### BRIEF
Scan the entries below for the word "zasobie". Copy each line that has it.

[Extracted records]
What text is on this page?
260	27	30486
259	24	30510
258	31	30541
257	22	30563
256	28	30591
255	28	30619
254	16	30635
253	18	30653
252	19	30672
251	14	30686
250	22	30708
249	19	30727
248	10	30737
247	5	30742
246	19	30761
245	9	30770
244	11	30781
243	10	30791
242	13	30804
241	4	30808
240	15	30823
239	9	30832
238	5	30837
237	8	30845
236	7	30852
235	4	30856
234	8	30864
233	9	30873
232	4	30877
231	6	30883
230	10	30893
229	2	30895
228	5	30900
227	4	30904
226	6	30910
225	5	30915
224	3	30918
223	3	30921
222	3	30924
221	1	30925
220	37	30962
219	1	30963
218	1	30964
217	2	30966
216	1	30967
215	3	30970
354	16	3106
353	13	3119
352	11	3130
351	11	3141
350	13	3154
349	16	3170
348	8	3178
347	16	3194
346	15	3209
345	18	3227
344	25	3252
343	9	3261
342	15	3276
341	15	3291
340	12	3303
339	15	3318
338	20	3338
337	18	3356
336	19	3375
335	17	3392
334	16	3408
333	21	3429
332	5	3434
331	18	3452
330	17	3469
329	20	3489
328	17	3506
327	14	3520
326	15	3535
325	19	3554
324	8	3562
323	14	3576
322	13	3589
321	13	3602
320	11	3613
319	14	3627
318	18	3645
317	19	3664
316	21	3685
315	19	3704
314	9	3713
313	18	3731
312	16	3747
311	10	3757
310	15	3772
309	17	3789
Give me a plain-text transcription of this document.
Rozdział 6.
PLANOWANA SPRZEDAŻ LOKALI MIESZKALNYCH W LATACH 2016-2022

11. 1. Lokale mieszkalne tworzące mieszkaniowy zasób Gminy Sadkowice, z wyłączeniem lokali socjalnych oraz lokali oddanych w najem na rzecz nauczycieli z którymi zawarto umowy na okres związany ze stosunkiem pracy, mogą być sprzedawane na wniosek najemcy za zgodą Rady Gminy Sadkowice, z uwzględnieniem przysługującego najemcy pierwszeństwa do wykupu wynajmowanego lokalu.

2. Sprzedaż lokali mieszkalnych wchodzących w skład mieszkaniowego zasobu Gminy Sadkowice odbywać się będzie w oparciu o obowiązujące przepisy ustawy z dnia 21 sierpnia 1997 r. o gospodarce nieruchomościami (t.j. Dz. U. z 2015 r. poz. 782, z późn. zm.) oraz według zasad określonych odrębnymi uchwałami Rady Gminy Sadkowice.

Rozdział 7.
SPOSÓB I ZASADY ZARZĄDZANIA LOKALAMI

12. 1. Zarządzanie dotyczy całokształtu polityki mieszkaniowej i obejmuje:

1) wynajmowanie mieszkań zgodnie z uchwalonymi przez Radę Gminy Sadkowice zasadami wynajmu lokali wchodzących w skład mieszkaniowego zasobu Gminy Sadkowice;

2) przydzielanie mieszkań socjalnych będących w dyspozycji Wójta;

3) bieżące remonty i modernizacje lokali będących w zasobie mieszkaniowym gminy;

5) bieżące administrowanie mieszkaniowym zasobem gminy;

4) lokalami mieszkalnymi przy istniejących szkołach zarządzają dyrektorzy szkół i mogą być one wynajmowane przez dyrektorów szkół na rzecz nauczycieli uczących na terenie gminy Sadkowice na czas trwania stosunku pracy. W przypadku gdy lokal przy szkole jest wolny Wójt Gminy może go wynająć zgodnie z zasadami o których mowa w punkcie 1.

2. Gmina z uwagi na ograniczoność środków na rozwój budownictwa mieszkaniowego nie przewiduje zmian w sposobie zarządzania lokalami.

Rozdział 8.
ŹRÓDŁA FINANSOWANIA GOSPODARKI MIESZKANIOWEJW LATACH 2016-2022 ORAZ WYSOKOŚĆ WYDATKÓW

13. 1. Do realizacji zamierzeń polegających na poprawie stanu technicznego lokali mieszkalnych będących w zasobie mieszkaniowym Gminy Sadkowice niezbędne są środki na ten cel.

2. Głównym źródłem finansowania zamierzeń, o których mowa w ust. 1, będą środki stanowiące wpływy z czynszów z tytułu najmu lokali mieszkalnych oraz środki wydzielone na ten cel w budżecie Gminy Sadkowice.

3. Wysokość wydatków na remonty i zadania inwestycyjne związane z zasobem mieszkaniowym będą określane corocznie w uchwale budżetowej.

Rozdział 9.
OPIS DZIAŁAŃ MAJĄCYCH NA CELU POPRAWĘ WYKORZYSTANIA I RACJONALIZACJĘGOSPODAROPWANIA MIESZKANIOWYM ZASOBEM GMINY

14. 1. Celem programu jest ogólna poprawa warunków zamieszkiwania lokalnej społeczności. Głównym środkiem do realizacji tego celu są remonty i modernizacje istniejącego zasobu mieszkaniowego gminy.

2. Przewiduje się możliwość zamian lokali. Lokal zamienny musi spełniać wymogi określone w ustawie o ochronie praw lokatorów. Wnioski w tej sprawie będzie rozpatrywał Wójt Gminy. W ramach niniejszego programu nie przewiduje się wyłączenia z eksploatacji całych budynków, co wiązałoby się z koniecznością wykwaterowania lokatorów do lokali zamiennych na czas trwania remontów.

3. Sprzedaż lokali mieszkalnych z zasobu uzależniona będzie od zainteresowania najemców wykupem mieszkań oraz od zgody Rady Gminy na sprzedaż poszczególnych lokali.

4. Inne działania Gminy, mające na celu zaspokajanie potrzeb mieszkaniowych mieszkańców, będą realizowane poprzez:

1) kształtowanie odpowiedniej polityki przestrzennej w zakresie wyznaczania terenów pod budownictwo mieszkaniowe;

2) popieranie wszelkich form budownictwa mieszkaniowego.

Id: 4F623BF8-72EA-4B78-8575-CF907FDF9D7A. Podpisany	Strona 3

### SOLUTION BELOW
3) bieżące remonty i modernizacje lokali będących w zasobie mieszkaniowym gminy;
13. 1. Do realizacji zamierzeń polegających na poprawie stanu technicznego lokali mieszkalnych będących w zasobie mieszkaniowym Gminy Sadkowice niezbędne są środki na ten cel.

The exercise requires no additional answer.